Directions:
The data below should be printed in full, exactly, and without any of its images.

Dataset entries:
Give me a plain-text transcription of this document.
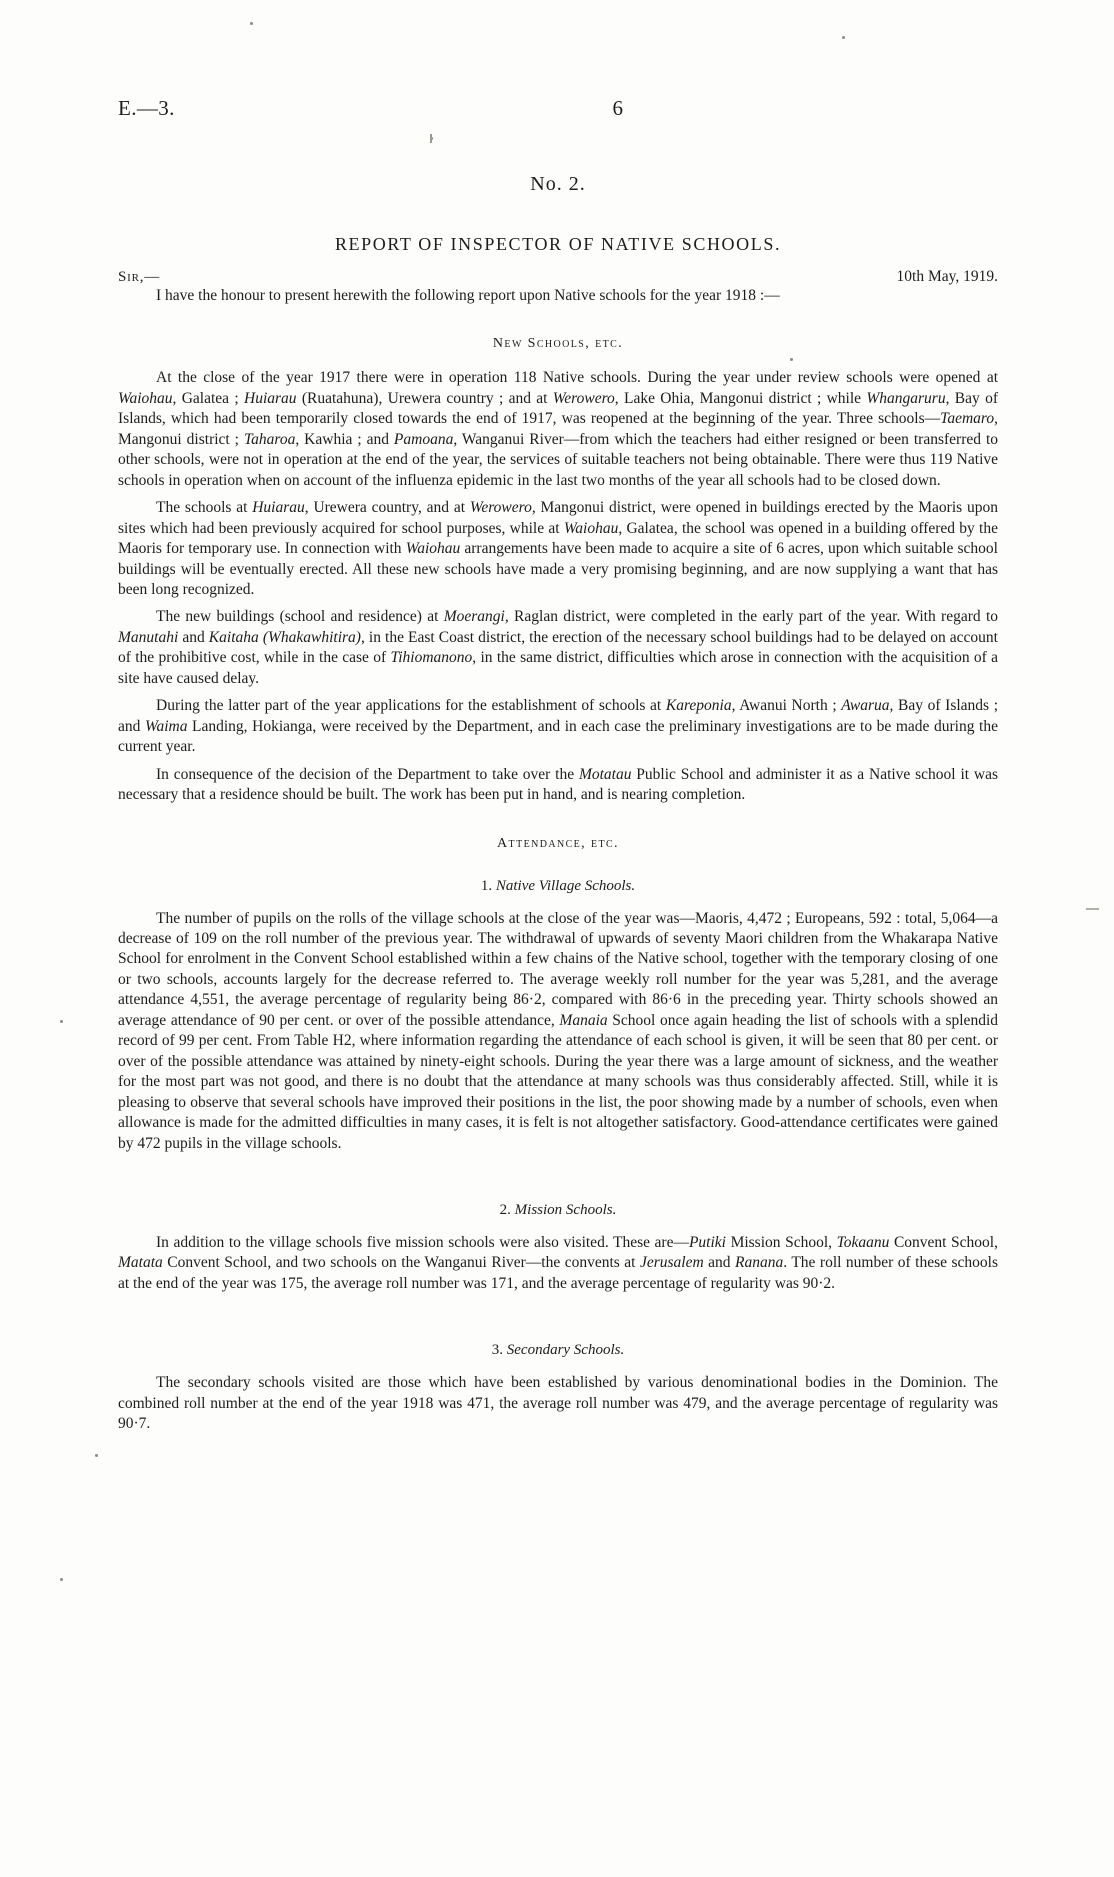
E.—3.	6
No. 2.
REPORT OF INSPECTOR OF NATIVE SCHOOLS.
Sir,—	10th May, 1919.

I have the honour to present herewith the following report upon Native schools for the year 1918 :—

New Schools, etc.

At the close of the year 1917 there were in operation 118 Native schools. During the year under review schools were opened at Waiohau, Galatea ; Huiarau (Ruatahuna), Urewera country ; and at Werowero, Lake Ohia, Mangonui district ; while Whangaruru, Bay of Islands, which had been temporarily closed towards the end of 1917, was reopened at the beginning of the year. Three schools—Taemaro, Mangonui district ; Taharoa, Kawhia ; and Pamoana, Wanganui River—from which the teachers had either resigned or been transferred to other schools, were not in operation at the end of the year, the services of suitable teachers not being obtainable. There were thus 119 Native schools in operation when on account of the influenza epidemic in the last two months of the year all schools had to be closed down.

The schools at Huiarau, Urewera country, and at Werowero, Mangonui district, were opened in buildings erected by the Maoris upon sites which had been previously acquired for school purposes, while at Waiohau, Galatea, the school was opened in a building offered by the Maoris for temporary use. In connection with Waiohau arrangements have been made to acquire a site of 6 acres, upon which suitable school buildings will be eventually erected. All these new schools have made a very promising beginning, and are now supplying a want that has been long recognized.

The new buildings (school and residence) at Moerangi, Raglan district, were completed in the early part of the year. With regard to Manutahi and Kaitaha (Whakawhitira), in the East Coast district, the erection of the necessary school buildings had to be delayed on account of the prohibitive cost, while in the case of Tihiomanono, in the same district, difficulties which arose in connection with the acquisition of a site have caused delay.

During the latter part of the year applications for the establishment of schools at Kareponia, Awanui North ; Awarua, Bay of Islands ; and Waima Landing, Hokianga, were received by the Department, and in each case the preliminary investigations are to be made during the current year.

In consequence of the decision of the Department to take over the Motatau Public School and administer it as a Native school it was necessary that a residence should be built. The work has been put in hand, and is nearing completion.

Attendance, etc.
1. Native Village Schools.

The number of pupils on the rolls of the village schools at the close of the year was—Maoris, 4,472 ; Europeans, 592 : total, 5,064—a decrease of 109 on the roll number of the previous year. The withdrawal of upwards of seventy Maori children from the Whakarapa Native School for enrolment in the Convent School established within a few chains of the Native school, together with the temporary closing of one or two schools, accounts largely for the decrease referred to. The average weekly roll number for the year was 5,281, and the average attendance 4,551, the average percentage of regularity being 86·2, compared with 86·6 in the preceding year. Thirty schools showed an average attendance of 90 per cent. or over of the possible attendance, Manaia School once again heading the list of schools with a splendid record of 99 per cent. From Table H2, where information regarding the attendance of each school is given, it will be seen that 80 per cent. or over of the possible attendance was attained by ninety-eight schools. During the year there was a large amount of sickness, and the weather for the most part was not good, and there is no doubt that the attendance at many schools was thus considerably affected. Still, while it is pleasing to observe that several schools have improved their positions in the list, the poor showing made by a number of schools, even when allowance is made for the admitted difficulties in many cases, it is felt is not altogether satisfactory. Good-attendance certificates were gained by 472 pupils in the village schools.

2. Mission Schools.

In addition to the village schools five mission schools were also visited. These are—Putiki Mission School, Tokaanu Convent School, Matata Convent School, and two schools on the Wanganui River—the convents at Jerusalem and Ranana. The roll number of these schools at the end of the year was 175, the average roll number was 171, and the average percentage of regularity was 90·2.

3. Secondary Schools.

The secondary schools visited are those which have been established by various denominational bodies in the Dominion. The combined roll number at the end of the year 1918 was 471, the average roll number was 479, and the average percentage of regularity was 90·7.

Task output:
Give me a plain-text transcription of this document.
E.—3.	6
No. 2.
REPORT OF INSPECTOR OF NATIVE SCHOOLS.
Sir,—	10th May, 1919.

I have the honour to present herewith the following report upon Native schools for the year 1918 :—

New Schools, etc.

At the close of the year 1917 there were in operation 118 Native schools. During the year under review schools were opened at Waiohau, Galatea ; Huiarau (Ruatahuna), Urewera country ; and at Werowero, Lake Ohia, Mangonui district ; while Whangaruru, Bay of Islands, which had been temporarily closed towards the end of 1917, was reopened at the beginning of the year. Three schools—Taemaro, Mangonui district ; Taharoa, Kawhia ; and Pamoana, Wanganui River—from which the teachers had either resigned or been transferred to other schools, were not in operation at the end of the year, the services of suitable teachers not being obtainable. There were thus 119 Native schools in operation when on account of the influenza epidemic in the last two months of the year all schools had to be closed down.

The schools at Huiarau, Urewera country, and at Werowero, Mangonui district, were opened in buildings erected by the Maoris upon sites which had been previously acquired for school purposes, while at Waiohau, Galatea, the school was opened in a building offered by the Maoris for temporary use. In connection with Waiohau arrangements have been made to acquire a site of 6 acres, upon which suitable school buildings will be eventually erected. All these new schools have made a very promising beginning, and are now supplying a want that has been long recognized.

The new buildings (school and residence) at Moerangi, Raglan district, were completed in the early part of the year. With regard to Manutahi and Kaitaha (Whakawhitira), in the East Coast district, the erection of the necessary school buildings had to be delayed on account of the prohibitive cost, while in the case of Tihiomanono, in the same district, difficulties which arose in connection with the acquisition of a site have caused delay.

During the latter part of the year applications for the establishment of schools at Kareponia, Awanui North ; Awarua, Bay of Islands ; and Waima Landing, Hokianga, were received by the Department, and in each case the preliminary investigations are to be made during the current year.

In consequence of the decision of the Department to take over the Motatau Public School and administer it as a Native school it was necessary that a residence should be built. The work has been put in hand, and is nearing completion.

Attendance, etc.
1. Native Village Schools.

The number of pupils on the rolls of the village schools at the close of the year was—Maoris, 4,472 ; Europeans, 592 : total, 5,064—a decrease of 109 on the roll number of the previous year. The withdrawal of upwards of seventy Maori children from the Whakarapa Native School for enrolment in the Convent School established within a few chains of the Native school, together with the temporary closing of one or two schools, accounts largely for the decrease referred to. The average weekly roll number for the year was 5,281, and the average attendance 4,551, the average percentage of regularity being 86·2, compared with 86·6 in the preceding year. Thirty schools showed an average attendance of 90 per cent. or over of the possible attendance, Manaia School once again heading the list of schools with a splendid record of 99 per cent. From Table H2, where information regarding the attendance of each school is given, it will be seen that 80 per cent. or over of the possible attendance was attained by ninety-eight schools. During the year there was a large amount of sickness, and the weather for the most part was not good, and there is no doubt that the attendance at many schools was thus considerably affected. Still, while it is pleasing to observe that several schools have improved their positions in the list, the poor showing made by a number of schools, even when allowance is made for the admitted difficulties in many cases, it is felt is not altogether satisfactory. Good-attendance certificates were gained by 472 pupils in the village schools.

2. Mission Schools.

In addition to the village schools five mission schools were also visited. These are—Putiki Mission School, Tokaanu Convent School, Matata Convent School, and two schools on the Wanganui River—the convents at Jerusalem and Ranana. The roll number of these schools at the end of the year was 175, the average roll number was 171, and the average percentage of regularity was 90·2.

3. Secondary Schools.

The secondary schools visited are those which have been established by various denominational bodies in the Dominion. The combined roll number at the end of the year 1918 was 471, the average roll number was 479, and the average percentage of regularity was 90·7.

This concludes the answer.